CHALLENGE -> Return a copy of each line that holds the string "Kabir".

________________________________________

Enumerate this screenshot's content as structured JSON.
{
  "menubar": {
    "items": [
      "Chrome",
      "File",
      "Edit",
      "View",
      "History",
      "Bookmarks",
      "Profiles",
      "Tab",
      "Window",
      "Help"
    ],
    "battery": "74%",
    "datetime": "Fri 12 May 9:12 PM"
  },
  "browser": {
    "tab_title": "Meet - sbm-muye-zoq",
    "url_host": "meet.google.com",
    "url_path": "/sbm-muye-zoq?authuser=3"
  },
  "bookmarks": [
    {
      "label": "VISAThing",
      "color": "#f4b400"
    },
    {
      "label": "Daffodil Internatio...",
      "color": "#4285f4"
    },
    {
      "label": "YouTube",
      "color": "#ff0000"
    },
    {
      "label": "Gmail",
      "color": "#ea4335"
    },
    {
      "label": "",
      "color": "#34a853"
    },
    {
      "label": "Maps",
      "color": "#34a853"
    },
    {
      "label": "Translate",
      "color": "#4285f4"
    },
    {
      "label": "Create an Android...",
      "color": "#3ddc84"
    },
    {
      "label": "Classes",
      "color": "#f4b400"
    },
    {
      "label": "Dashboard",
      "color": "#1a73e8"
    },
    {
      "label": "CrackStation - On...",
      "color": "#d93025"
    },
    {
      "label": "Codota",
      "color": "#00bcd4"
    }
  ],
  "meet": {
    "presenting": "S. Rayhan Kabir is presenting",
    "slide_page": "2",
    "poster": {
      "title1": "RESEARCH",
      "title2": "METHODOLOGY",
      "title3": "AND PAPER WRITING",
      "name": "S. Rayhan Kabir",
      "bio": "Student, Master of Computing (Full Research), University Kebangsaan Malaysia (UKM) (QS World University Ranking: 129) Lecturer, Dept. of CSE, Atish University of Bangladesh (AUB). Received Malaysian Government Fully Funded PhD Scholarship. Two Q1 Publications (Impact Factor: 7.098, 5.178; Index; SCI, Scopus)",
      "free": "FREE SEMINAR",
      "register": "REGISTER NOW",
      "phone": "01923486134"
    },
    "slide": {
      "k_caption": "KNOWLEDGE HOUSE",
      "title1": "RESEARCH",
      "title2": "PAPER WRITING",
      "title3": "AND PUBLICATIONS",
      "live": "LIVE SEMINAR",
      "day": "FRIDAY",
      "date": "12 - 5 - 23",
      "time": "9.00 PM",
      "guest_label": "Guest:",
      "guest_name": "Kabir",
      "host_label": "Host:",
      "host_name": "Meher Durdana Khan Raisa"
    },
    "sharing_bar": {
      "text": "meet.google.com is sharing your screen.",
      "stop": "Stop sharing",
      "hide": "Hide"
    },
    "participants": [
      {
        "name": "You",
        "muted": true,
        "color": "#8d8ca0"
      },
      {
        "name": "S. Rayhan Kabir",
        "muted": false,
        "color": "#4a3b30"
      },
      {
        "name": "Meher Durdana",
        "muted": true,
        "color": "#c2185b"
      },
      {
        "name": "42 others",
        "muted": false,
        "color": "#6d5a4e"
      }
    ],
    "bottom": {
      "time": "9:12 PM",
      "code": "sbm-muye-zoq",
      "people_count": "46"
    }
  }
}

________________________________________

THE ANSWER ->
    "presenting": "S. Rayhan Kabir is presenting",
      "name": "S. Rayhan Kabir",
      "guest_name": "Kabir",
        "name": "S. Rayhan Kabir",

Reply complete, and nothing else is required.